- **EXERCISE BRIEF**
Would you copy each line of the data below that has "target"?

———

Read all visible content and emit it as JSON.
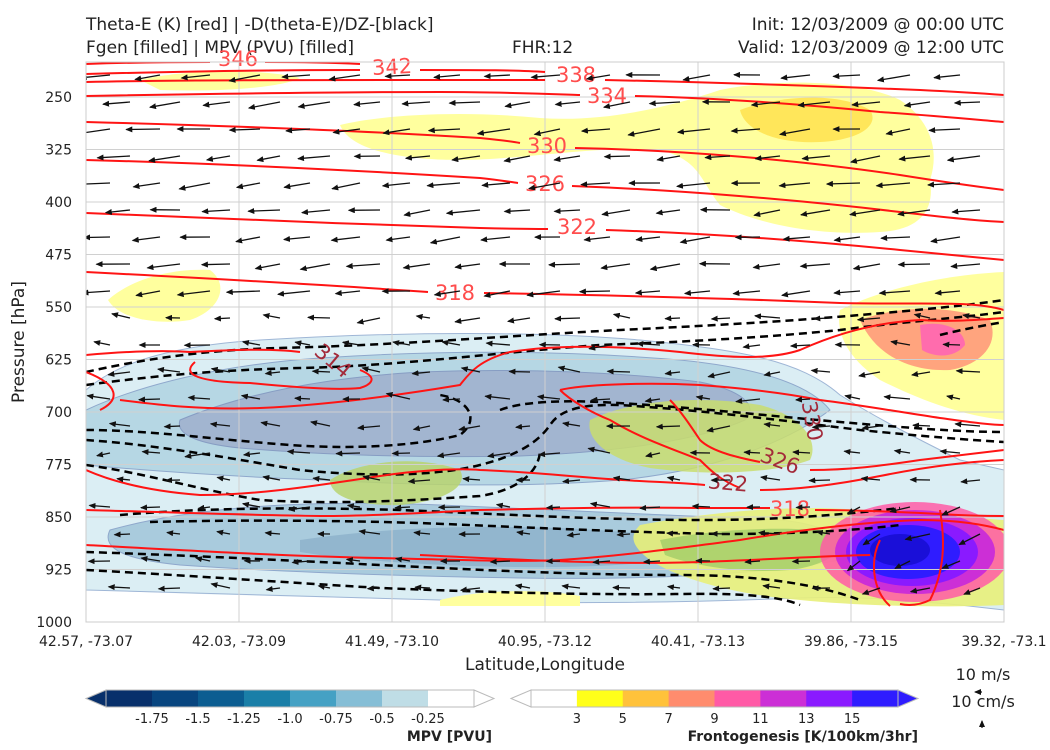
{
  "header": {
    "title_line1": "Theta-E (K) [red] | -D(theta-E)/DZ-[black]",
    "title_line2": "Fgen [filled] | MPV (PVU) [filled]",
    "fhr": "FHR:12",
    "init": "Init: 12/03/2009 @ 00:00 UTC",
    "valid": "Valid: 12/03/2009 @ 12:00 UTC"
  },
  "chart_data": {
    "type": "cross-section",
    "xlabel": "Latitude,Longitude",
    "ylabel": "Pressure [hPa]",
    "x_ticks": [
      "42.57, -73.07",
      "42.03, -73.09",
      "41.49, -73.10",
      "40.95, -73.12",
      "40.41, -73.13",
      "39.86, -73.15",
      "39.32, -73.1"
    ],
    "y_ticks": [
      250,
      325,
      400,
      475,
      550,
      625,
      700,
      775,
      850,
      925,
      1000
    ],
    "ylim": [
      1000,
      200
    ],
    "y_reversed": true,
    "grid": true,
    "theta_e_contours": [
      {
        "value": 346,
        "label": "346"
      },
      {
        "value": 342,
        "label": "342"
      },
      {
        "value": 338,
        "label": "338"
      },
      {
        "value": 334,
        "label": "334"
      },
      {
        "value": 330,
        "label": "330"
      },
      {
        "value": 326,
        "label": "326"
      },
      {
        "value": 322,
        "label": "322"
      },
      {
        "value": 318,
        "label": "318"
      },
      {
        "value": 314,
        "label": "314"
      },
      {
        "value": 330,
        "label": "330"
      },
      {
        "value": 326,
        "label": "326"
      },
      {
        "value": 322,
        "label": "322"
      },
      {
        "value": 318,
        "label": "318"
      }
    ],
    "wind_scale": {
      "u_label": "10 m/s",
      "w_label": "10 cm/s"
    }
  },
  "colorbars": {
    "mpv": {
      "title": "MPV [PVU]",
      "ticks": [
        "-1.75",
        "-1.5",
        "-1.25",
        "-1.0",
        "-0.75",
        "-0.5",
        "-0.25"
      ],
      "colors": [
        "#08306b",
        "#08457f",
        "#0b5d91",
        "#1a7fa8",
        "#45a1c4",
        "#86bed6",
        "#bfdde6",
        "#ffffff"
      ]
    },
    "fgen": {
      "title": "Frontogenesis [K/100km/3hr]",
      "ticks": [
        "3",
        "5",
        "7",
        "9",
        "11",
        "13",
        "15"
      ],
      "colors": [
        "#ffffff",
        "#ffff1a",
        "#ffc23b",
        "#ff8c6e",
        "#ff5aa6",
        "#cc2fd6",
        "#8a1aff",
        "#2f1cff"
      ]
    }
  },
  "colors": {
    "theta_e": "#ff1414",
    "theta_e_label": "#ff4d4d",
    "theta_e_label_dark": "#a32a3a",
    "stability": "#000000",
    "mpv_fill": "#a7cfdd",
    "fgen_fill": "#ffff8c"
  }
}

———

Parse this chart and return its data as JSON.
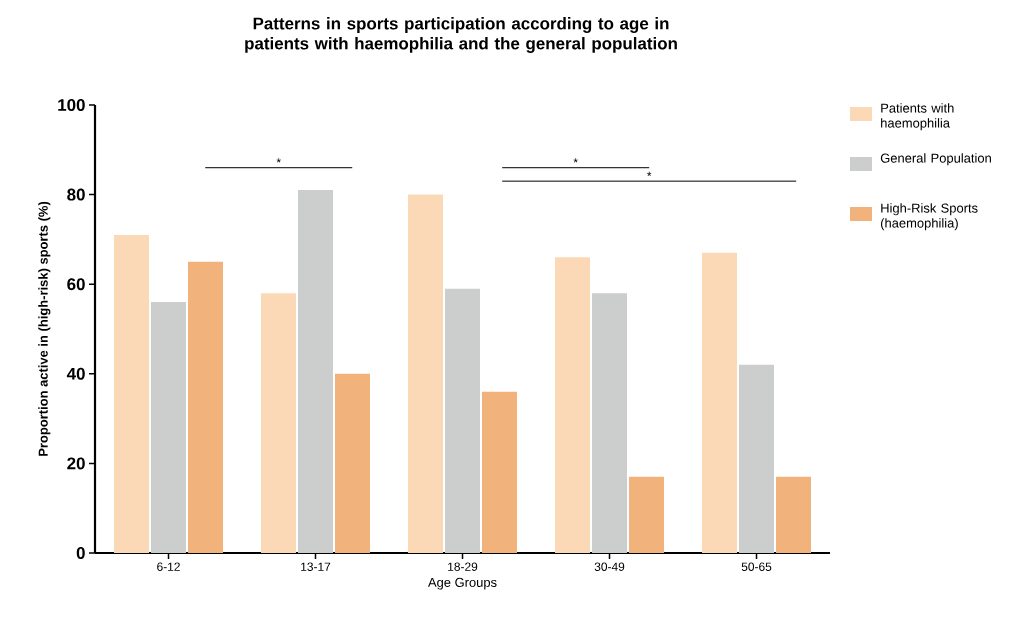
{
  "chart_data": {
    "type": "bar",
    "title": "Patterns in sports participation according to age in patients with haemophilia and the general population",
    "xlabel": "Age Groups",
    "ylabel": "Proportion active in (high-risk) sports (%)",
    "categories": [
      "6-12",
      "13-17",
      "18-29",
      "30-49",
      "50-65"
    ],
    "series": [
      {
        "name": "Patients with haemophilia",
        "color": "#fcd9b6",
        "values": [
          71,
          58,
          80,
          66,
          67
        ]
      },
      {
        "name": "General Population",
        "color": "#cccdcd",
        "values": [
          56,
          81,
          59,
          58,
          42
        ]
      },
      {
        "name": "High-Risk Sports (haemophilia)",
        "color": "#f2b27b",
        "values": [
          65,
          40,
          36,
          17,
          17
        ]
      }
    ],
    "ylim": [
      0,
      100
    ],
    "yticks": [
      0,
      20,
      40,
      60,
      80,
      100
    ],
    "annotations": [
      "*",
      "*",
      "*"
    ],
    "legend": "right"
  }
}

———

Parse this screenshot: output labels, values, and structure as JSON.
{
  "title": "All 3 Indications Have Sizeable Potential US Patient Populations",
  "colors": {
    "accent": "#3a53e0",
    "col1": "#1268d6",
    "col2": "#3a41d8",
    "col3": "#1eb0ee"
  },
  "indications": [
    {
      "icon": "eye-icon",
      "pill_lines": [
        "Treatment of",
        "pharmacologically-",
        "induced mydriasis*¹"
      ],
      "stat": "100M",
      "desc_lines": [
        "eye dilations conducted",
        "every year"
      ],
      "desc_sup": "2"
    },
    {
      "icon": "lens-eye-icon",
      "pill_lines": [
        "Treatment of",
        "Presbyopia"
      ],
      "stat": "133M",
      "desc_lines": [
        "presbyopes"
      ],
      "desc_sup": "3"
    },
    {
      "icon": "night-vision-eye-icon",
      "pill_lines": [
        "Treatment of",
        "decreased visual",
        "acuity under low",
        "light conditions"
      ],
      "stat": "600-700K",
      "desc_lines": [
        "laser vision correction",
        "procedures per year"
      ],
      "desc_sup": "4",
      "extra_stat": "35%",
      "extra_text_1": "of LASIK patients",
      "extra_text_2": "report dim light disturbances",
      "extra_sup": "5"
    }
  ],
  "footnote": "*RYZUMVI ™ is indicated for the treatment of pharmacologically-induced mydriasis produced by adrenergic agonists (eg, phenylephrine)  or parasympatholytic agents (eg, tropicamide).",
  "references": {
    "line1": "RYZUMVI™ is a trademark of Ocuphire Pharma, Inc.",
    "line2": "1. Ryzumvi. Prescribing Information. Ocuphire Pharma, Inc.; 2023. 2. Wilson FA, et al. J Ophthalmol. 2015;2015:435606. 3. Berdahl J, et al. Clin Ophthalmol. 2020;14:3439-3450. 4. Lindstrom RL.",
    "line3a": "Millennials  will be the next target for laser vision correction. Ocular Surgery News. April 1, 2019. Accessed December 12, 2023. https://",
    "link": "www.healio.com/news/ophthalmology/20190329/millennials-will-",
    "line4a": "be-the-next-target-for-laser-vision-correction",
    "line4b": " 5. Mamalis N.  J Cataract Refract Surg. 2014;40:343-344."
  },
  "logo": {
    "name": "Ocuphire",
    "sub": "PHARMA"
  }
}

———

- **EXERCISE RESULT**
    "line3a": "Millennials  will be the next target for laser vision correction. Ocular Surgery News. April 1, 2019. Accessed December 12, 2023. https://",
    "line4a": "be-the-next-target-for-laser-vision-correction",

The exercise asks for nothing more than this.